[start of PROVIDED DATA]

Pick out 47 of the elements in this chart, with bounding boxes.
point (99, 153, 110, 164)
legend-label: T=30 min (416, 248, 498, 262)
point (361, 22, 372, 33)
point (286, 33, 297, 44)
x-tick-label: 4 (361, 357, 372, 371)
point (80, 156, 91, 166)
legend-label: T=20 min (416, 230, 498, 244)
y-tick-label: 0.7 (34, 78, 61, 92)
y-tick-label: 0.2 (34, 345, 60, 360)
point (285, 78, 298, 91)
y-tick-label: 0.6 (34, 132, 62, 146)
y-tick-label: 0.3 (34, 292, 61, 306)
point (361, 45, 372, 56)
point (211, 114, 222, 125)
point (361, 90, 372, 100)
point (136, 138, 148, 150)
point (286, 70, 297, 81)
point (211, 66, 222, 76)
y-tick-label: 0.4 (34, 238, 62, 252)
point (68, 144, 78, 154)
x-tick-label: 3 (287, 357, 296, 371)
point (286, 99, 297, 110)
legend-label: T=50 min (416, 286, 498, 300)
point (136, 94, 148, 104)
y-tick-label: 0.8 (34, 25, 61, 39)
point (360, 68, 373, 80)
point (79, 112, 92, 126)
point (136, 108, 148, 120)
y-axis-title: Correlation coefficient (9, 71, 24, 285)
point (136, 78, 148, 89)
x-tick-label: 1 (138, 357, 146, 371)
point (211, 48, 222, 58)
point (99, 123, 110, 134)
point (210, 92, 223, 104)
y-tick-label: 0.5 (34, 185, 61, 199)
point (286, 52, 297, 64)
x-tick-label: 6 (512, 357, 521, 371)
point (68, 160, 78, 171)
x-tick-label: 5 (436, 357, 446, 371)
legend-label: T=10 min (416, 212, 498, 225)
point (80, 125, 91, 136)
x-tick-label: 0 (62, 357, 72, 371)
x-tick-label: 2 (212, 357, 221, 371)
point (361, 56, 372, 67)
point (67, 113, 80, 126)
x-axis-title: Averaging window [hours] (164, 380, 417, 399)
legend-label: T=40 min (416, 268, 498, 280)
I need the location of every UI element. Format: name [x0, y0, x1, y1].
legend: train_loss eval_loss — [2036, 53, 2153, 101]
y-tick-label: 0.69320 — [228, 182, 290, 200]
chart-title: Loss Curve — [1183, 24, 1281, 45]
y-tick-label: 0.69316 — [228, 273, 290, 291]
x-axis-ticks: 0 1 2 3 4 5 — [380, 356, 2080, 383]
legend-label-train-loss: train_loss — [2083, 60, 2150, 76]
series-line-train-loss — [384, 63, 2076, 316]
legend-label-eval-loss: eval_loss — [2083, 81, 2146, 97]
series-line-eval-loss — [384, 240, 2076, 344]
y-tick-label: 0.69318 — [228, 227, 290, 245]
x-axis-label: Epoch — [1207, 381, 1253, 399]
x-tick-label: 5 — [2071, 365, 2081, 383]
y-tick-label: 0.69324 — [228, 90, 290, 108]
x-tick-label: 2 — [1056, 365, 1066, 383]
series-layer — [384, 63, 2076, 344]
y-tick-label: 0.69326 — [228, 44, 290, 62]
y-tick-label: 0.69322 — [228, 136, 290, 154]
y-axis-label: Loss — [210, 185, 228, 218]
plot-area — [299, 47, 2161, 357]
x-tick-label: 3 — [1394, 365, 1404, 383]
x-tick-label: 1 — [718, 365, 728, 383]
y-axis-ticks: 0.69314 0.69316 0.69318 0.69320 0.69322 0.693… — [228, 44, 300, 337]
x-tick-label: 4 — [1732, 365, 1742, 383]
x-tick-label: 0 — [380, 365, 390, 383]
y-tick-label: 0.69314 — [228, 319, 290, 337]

[end of PROVIDED DATA]

Could you copy, word for word, every line from the very first one down to and including the line that contains "y-tick-label: 0.5 (34, 185, 61, 199)"?

Pick out 47 of the elements in this chart, with bounding boxes.
point (99, 153, 110, 164)
legend-label: T=30 min (416, 248, 498, 262)
point (361, 22, 372, 33)
point (286, 33, 297, 44)
x-tick-label: 4 (361, 357, 372, 371)
point (80, 156, 91, 166)
legend-label: T=20 min (416, 230, 498, 244)
y-tick-label: 0.7 (34, 78, 61, 92)
y-tick-label: 0.2 (34, 345, 60, 360)
point (285, 78, 298, 91)
y-tick-label: 0.6 (34, 132, 62, 146)
y-tick-label: 0.3 (34, 292, 61, 306)
point (361, 45, 372, 56)
point (211, 114, 222, 125)
point (361, 90, 372, 100)
point (136, 138, 148, 150)
point (286, 70, 297, 81)
point (211, 66, 222, 76)
y-tick-label: 0.4 (34, 238, 62, 252)
point (68, 144, 78, 154)
x-tick-label: 3 (287, 357, 296, 371)
point (286, 99, 297, 110)
legend-label: T=50 min (416, 286, 498, 300)
point (136, 94, 148, 104)
y-tick-label: 0.8 (34, 25, 61, 39)
point (360, 68, 373, 80)
point (79, 112, 92, 126)
point (136, 108, 148, 120)
y-axis-title: Correlation coefficient (9, 71, 24, 285)
point (136, 78, 148, 89)
x-tick-label: 1 (138, 357, 146, 371)
point (211, 48, 222, 58)
point (99, 123, 110, 134)
point (210, 92, 223, 104)
y-tick-label: 0.5 (34, 185, 61, 199)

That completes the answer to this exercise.